Tasks to complete:
A – Reproduce the passage of the dean's message starting with "Every so often" and going on through "such a person.", word for word.
B – According to the dean's message, in what year did Patricia Furlong co-found Parent Project Muscular Dystrophy?

Study text:
[Start of Attachment]

Dean’s Message

Every so often we have the opportunity to meet a real-life hero. Someone who has dedicated his or her life to a cause greater than themselves. Someone who does not give up that fight even when it involves great personal sacrifice. Someone whose actions have improved the lives of thousands of people. Patricia Furlong is such a person.

Dean Michael G. Perri

We had the honor of recognizing Pat recently when we presented her with the Darrel J. Mase Leadership Award, named for our college’s founding dean.

Pat was a wife, mother and nurse in Ohio when, in 1984, she received devastating news. Her two sons, Christopher and Patrick, were diagnosed with Duchenne muscular dystrophy, a fatal disease for which there is no cure. Pat tried to learn everything she could about Duchenne in the hope of saving her sons. In 1994, she co-founded the research and advocacy organization Parent Project Muscular Dystrophy because, as Pat’s son Christopher told her, “You can’t cure one child. You have to do it for everyone and it probably won’t be for us.”

Pat’s sons passed away in 1995 and 1996, but that did not stop her from working tirelessly for a cure for Duchenne as CEO of Parent Project Muscular Dystrophy. One scientist told her that she would never be able to generate the kind of money needed to support research by holding “bake sales.” As Pat recalls, he said, “You’re going to have to mobilize the government and see if you can deliver a fortune of cash into this field.”

[End of Attachment]

Data under study:

[Start of Attachment]

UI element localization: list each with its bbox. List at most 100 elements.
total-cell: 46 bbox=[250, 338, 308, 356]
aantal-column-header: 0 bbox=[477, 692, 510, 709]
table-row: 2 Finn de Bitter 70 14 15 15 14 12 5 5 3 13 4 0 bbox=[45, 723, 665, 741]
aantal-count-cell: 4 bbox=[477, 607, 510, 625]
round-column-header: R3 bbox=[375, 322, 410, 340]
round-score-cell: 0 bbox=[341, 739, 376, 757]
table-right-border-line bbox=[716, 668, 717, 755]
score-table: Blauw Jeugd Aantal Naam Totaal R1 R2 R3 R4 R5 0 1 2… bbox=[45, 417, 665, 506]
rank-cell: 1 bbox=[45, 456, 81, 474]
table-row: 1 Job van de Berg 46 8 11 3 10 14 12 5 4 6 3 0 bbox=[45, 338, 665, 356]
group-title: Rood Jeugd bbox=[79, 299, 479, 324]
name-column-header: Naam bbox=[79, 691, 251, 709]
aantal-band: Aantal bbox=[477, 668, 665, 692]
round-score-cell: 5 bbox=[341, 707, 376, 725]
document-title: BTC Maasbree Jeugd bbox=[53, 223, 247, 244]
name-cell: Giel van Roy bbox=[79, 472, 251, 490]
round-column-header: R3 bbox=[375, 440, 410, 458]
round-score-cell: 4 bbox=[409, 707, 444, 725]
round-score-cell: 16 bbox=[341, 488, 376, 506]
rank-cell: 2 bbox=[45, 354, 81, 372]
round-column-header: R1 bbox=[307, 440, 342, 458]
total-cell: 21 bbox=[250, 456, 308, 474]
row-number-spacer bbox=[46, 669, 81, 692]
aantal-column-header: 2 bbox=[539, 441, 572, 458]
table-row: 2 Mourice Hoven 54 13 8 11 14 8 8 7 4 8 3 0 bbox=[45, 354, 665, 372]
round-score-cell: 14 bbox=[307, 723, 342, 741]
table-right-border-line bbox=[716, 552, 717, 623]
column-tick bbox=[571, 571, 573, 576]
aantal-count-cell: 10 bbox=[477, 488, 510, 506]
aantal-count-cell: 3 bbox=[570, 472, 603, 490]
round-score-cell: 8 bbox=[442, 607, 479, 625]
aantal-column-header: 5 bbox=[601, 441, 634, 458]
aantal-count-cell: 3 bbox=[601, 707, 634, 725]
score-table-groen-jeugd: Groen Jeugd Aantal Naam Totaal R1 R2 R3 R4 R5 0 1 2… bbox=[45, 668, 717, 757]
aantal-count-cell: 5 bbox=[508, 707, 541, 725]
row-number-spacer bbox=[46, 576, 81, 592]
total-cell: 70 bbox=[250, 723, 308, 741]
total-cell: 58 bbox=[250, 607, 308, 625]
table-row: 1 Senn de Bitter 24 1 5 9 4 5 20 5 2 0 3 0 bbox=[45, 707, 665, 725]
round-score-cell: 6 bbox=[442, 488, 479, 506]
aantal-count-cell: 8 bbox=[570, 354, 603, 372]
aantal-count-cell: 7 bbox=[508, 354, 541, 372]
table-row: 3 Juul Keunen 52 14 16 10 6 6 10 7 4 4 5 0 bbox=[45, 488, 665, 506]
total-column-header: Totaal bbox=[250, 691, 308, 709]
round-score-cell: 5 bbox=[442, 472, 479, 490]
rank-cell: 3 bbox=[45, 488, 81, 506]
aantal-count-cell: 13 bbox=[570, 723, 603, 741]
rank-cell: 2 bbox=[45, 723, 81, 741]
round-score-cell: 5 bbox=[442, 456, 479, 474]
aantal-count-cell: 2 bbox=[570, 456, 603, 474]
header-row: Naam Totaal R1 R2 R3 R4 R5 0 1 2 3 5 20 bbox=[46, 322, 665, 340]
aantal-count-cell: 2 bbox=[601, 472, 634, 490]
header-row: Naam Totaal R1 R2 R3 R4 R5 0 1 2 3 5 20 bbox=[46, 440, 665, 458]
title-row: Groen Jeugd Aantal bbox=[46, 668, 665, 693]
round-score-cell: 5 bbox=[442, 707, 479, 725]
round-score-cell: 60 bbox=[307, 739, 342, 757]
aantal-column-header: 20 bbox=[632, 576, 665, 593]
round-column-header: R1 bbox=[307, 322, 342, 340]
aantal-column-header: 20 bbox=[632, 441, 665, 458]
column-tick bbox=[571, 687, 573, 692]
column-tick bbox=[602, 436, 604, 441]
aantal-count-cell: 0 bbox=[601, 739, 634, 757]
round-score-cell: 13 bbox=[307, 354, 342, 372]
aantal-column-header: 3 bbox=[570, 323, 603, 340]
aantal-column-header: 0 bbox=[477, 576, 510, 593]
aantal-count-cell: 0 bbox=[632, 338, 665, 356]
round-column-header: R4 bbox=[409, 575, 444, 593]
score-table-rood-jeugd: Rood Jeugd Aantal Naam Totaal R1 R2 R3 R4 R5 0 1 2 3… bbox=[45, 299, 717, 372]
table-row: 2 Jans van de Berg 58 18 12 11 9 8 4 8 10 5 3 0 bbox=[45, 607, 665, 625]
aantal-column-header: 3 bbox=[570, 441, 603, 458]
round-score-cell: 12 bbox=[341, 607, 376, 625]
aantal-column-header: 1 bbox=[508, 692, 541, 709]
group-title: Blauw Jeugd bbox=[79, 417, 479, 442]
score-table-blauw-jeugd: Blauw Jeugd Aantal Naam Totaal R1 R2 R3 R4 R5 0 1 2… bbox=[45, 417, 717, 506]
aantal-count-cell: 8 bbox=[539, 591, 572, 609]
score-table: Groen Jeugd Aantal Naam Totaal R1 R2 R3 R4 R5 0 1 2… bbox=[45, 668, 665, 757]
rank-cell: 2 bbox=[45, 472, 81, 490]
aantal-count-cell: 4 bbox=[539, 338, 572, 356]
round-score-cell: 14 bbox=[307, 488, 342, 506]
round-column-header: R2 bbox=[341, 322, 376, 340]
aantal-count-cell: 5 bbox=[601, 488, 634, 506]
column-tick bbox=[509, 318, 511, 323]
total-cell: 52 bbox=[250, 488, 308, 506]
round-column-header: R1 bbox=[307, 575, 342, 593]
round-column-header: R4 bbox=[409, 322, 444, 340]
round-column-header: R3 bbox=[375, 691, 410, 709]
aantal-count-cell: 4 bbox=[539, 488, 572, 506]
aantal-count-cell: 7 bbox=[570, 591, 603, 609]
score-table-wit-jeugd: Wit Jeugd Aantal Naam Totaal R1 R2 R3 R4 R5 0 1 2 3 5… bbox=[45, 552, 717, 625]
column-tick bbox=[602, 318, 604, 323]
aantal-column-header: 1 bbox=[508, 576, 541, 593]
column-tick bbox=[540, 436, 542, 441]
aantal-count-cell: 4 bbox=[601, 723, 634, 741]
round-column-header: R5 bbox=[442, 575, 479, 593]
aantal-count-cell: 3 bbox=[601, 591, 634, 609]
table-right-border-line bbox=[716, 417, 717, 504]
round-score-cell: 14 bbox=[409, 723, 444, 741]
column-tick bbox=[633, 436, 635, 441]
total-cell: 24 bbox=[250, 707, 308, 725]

[End of Attachment]

Outputs in order:
A –
Every so often we have the opportunity to meet a real-life hero. Someone who has dedicated his or her life to a cause greater than themselves. Someone who does not give up that fight even when it involves great personal sacrifice. Someone whose actions have improved the lives of thousands of people. Patricia Furlong is such a person.

B – 1994